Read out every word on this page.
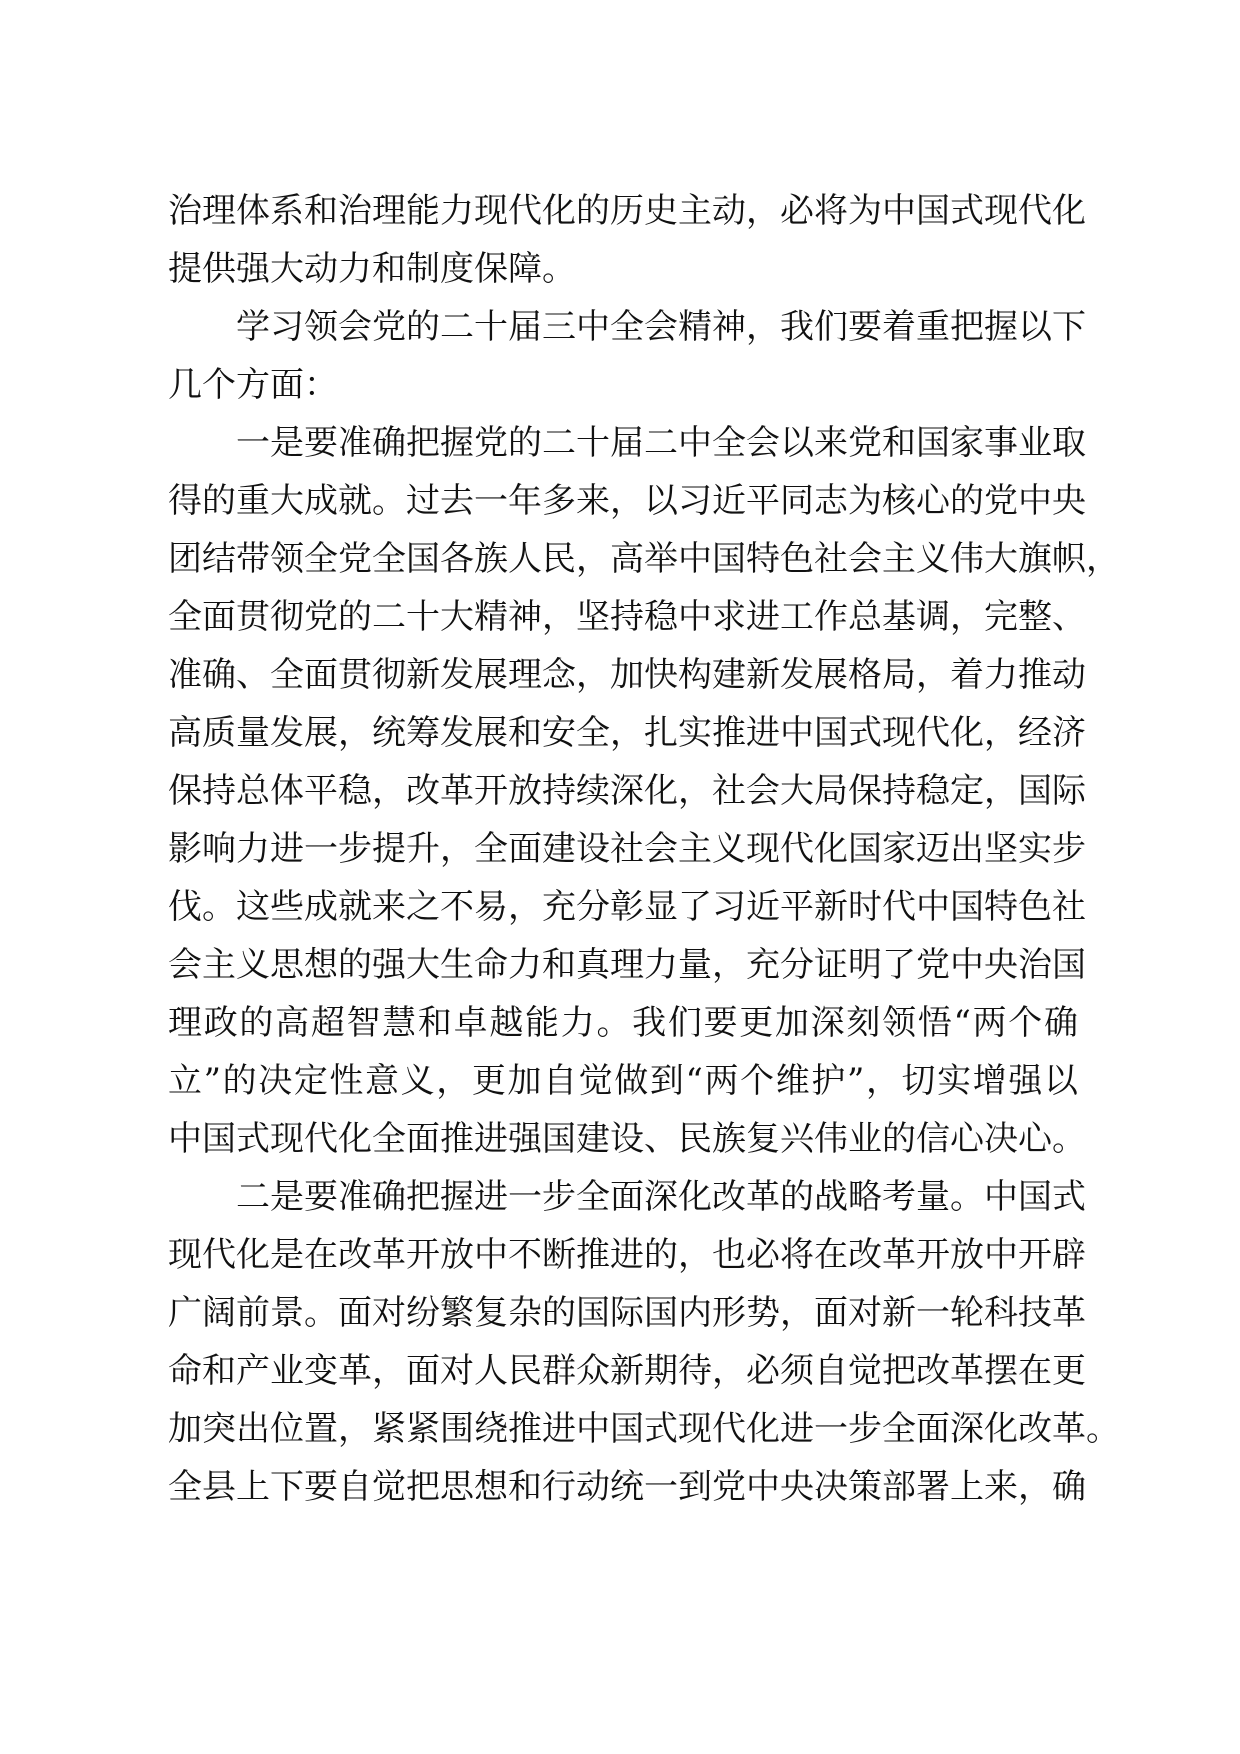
治理体系和治理能力现代化的历史主动，必将为中国式现代化
提供强大动力和制度保障。
学习领会党的二十届三中全会精神，我们要着重把握以下
几个方面：
一是要准确把握党的二十届二中全会以来党和国家事业取
得的重大成就。过去一年多来，以习近平同志为核心的党中央
团结带领全党全国各族人民，高举中国特色社会主义伟大旗帜，
全面贯彻党的二十大精神，坚持稳中求进工作总基调，完整、
准确、全面贯彻新发展理念，加快构建新发展格局，着力推动
高质量发展，统筹发展和安全，扎实推进中国式现代化，经济
保持总体平稳，改革开放持续深化，社会大局保持稳定，国际
影响力进一步提升，全面建设社会主义现代化国家迈出坚实步
伐。这些成就来之不易，充分彰显了习近平新时代中国特色社
会主义思想的强大生命力和真理力量，充分证明了党中央治国
理政的高超智慧和卓越能力。我们要更加深刻领悟“两个确
立”的决定性意义，更加自觉做到“两个维护”，切实增强以
中国式现代化全面推进强国建设、民族复兴伟业的信心决心。
二是要准确把握进一步全面深化改革的战略考量。中国式
现代化是在改革开放中不断推进的，也必将在改革开放中开辟
广阔前景。面对纷繁复杂的国际国内形势，面对新一轮科技革
命和产业变革，面对人民群众新期待，必须自觉把改革摆在更
加突出位置，紧紧围绕推进中国式现代化进一步全面深化改革。
全县上下要自觉把思想和行动统一到党中央决策部署上来，确
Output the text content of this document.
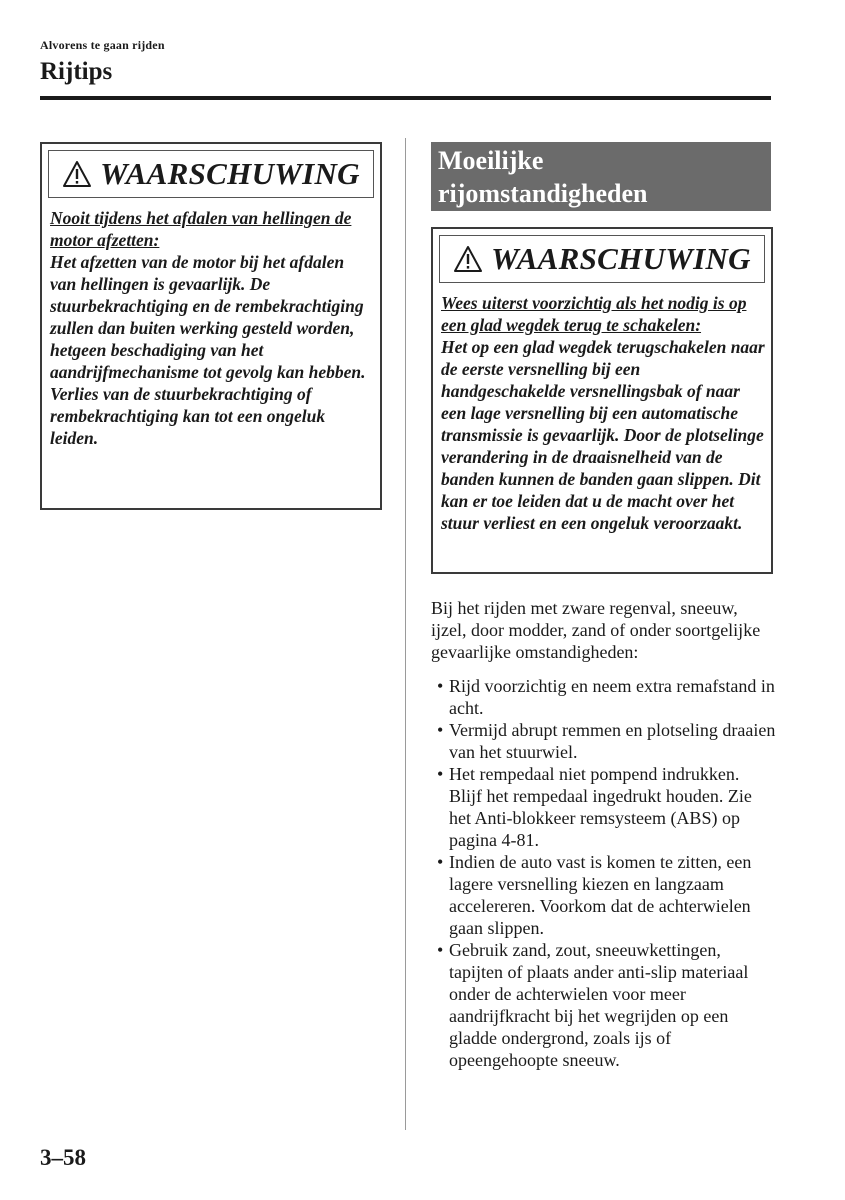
Alvorens te gaan rijden
Rijtips
WAARSCHUWING
Nooit tijdens het afdalen van hellingen de motor afzetten:
Het afzetten van de motor bij het afdalen van hellingen is gevaarlijk. De stuurbekrachtiging en de rembekrachtiging zullen dan buiten werking gesteld worden, hetgeen beschadiging van het aandrijfmechanisme tot gevolg kan hebben. Verlies van de stuurbekrachtiging of rembekrachtiging kan tot een ongeluk leiden.
Moeilijke
rijomstandigheden
WAARSCHUWING
Wees uiterst voorzichtig als het nodig is op een glad wegdek terug te schakelen:
Het op een glad wegdek terugschakelen naar de eerste versnelling bij een handgeschakelde versnellingsbak of naar een lage versnelling bij een automatische transmissie is gevaarlijk. Door de plotselinge verandering in de draaisnelheid van de banden kunnen de banden gaan slippen. Dit kan er toe leiden dat u de macht over het stuur verliest en een ongeluk veroorzaakt.
Bij het rijden met zware regenval, sneeuw, ijzel, door modder, zand of onder soortgelijke gevaarlijke omstandigheden:
• Rijd voorzichtig en neem extra remafstand in acht.
• Vermijd abrupt remmen en plotseling draaien van het stuurwiel.
• Het rempedaal niet pompend indrukken. Blijf het rempedaal ingedrukt houden. Zie het Anti-blokkeer remsysteem (ABS) op pagina 4-81.
• Indien de auto vast is komen te zitten, een lagere versnelling kiezen en langzaam accelereren. Voorkom dat de achterwielen gaan slippen.
• Gebruik zand, zout, sneeuwkettingen, tapijten of plaats ander anti-slip materiaal onder de achterwielen voor meer aandrijfkracht bij het wegrijden op een gladde ondergrond, zoals ijs of opeengehoopte sneeuw.
3–58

**Work to be completed**
Write out the data precisely as given, excluding the pictures.

**In response**
Read out every word on this page.
治理体系和治理能力现代化的历史主动，必将为中国式现代化
提供强大动力和制度保障。
学习领会党的二十届三中全会精神，我们要着重把握以下
几个方面：
一是要准确把握党的二十届二中全会以来党和国家事业取
得的重大成就。过去一年多来，以习近平同志为核心的党中央
团结带领全党全国各族人民，高举中国特色社会主义伟大旗帜，
全面贯彻党的二十大精神，坚持稳中求进工作总基调，完整、
准确、全面贯彻新发展理念，加快构建新发展格局，着力推动
高质量发展，统筹发展和安全，扎实推进中国式现代化，经济
保持总体平稳，改革开放持续深化，社会大局保持稳定，国际
影响力进一步提升，全面建设社会主义现代化国家迈出坚实步
伐。这些成就来之不易，充分彰显了习近平新时代中国特色社
会主义思想的强大生命力和真理力量，充分证明了党中央治国
理政的高超智慧和卓越能力。我们要更加深刻领悟“两个确
立”的决定性意义，更加自觉做到“两个维护”，切实增强以
中国式现代化全面推进强国建设、民族复兴伟业的信心决心。
二是要准确把握进一步全面深化改革的战略考量。中国式
现代化是在改革开放中不断推进的，也必将在改革开放中开辟
广阔前景。面对纷繁复杂的国际国内形势，面对新一轮科技革
命和产业变革，面对人民群众新期待，必须自觉把改革摆在更
加突出位置，紧紧围绕推进中国式现代化进一步全面深化改革。
全县上下要自觉把思想和行动统一到党中央决策部署上来，确
Output the text content of this document.
Alvorens te gaan rijden
Rijtips
WAARSCHUWING
Nooit tijdens het afdalen van hellingen de motor afzetten:
Het afzetten van de motor bij het afdalen van hellingen is gevaarlijk. De stuurbekrachtiging en de rembekrachtiging zullen dan buiten werking gesteld worden, hetgeen beschadiging van het aandrijfmechanisme tot gevolg kan hebben. Verlies van de stuurbekrachtiging of rembekrachtiging kan tot een ongeluk leiden.
Moeilijke
rijomstandigheden
WAARSCHUWING
Wees uiterst voorzichtig als het nodig is op een glad wegdek terug te schakelen:
Het op een glad wegdek terugschakelen naar de eerste versnelling bij een handgeschakelde versnellingsbak of naar een lage versnelling bij een automatische transmissie is gevaarlijk. Door de plotselinge verandering in de draaisnelheid van de banden kunnen de banden gaan slippen. Dit kan er toe leiden dat u de macht over het stuur verliest en een ongeluk veroorzaakt.
Bij het rijden met zware regenval, sneeuw, ijzel, door modder, zand of onder soortgelijke gevaarlijke omstandigheden:
• Rijd voorzichtig en neem extra remafstand in acht.
• Vermijd abrupt remmen en plotseling draaien van het stuurwiel.
• Het rempedaal niet pompend indrukken. Blijf het rempedaal ingedrukt houden. Zie het Anti-blokkeer remsysteem (ABS) op pagina 4-81.
• Indien de auto vast is komen te zitten, een lagere versnelling kiezen en langzaam accelereren. Voorkom dat de achterwielen gaan slippen.
• Gebruik zand, zout, sneeuwkettingen, tapijten of plaats ander anti-slip materiaal onder de achterwielen voor meer aandrijfkracht bij het wegrijden op een gladde ondergrond, zoals ijs of opeengehoopte sneeuw.
3–58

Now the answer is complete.